◆ Work instructions ◆
Across the data below, how many lines hold "this"? Answer with that number and nothing else.

[Data items]
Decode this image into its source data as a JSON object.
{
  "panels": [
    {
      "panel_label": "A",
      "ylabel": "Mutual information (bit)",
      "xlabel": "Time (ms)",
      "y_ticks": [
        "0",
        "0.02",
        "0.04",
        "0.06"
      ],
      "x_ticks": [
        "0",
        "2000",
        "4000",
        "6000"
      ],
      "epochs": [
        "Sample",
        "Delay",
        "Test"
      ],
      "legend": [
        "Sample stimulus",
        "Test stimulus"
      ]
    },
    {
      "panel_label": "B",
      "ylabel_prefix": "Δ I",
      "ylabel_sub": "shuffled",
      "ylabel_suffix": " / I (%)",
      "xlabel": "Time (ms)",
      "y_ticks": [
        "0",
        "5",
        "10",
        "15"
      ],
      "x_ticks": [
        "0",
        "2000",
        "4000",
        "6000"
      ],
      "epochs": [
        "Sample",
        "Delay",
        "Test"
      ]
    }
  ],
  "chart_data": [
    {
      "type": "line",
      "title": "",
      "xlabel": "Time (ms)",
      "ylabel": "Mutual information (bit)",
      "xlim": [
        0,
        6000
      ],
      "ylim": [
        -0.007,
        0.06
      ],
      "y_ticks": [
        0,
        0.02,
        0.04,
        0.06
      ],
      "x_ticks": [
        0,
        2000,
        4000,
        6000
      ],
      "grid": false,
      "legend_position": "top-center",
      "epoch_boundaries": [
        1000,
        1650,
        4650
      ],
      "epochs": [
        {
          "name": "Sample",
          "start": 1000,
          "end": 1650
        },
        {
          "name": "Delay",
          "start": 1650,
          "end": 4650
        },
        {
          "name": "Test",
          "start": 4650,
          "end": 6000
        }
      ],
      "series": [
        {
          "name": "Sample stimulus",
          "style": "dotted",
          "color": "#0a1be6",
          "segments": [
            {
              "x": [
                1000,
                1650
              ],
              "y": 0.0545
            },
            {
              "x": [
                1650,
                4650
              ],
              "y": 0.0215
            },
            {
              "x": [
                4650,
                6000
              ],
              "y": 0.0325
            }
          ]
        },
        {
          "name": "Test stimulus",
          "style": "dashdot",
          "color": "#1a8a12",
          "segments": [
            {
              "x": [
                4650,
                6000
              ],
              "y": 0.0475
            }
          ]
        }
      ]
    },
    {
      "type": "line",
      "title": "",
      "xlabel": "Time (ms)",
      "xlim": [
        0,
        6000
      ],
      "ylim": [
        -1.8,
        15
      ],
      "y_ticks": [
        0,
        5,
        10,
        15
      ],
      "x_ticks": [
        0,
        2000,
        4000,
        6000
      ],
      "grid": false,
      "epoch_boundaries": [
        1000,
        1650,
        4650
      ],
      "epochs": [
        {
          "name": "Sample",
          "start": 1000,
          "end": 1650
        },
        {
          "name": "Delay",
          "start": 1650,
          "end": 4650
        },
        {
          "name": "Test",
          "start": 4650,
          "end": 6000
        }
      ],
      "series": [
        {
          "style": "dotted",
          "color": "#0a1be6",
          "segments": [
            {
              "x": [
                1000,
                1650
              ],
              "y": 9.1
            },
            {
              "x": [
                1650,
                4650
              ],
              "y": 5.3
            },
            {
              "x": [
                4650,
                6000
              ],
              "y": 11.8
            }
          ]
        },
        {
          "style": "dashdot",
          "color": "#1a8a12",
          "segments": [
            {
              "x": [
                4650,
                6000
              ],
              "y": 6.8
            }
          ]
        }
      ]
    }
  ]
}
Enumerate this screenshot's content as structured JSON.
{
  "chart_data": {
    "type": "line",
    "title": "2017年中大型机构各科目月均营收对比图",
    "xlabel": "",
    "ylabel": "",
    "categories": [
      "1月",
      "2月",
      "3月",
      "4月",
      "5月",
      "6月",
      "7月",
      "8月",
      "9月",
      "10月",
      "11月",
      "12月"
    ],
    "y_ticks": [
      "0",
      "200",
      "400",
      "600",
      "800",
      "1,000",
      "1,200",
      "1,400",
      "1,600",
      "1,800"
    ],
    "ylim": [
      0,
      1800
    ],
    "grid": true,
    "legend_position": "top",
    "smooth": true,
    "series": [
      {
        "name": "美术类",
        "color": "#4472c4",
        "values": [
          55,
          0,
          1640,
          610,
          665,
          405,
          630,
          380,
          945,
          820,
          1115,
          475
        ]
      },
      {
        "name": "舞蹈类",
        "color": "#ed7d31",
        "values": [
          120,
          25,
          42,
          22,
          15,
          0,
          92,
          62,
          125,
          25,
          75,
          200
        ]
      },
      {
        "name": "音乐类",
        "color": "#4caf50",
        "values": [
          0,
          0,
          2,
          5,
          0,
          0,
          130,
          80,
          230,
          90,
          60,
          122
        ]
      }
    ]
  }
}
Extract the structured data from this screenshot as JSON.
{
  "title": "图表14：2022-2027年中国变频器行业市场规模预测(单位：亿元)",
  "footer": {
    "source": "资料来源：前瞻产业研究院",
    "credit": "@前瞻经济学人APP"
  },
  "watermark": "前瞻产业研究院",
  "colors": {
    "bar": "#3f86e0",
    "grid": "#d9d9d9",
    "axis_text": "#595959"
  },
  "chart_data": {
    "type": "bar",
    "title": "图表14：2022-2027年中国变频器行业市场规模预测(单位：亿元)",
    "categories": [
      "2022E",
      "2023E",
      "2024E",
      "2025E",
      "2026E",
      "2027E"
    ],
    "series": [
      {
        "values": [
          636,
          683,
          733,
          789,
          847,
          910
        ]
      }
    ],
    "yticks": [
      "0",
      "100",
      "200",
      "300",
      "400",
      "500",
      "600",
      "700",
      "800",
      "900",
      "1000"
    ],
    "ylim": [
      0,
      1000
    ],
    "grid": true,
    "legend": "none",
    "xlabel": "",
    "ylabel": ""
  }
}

◆ Written solution ◆
3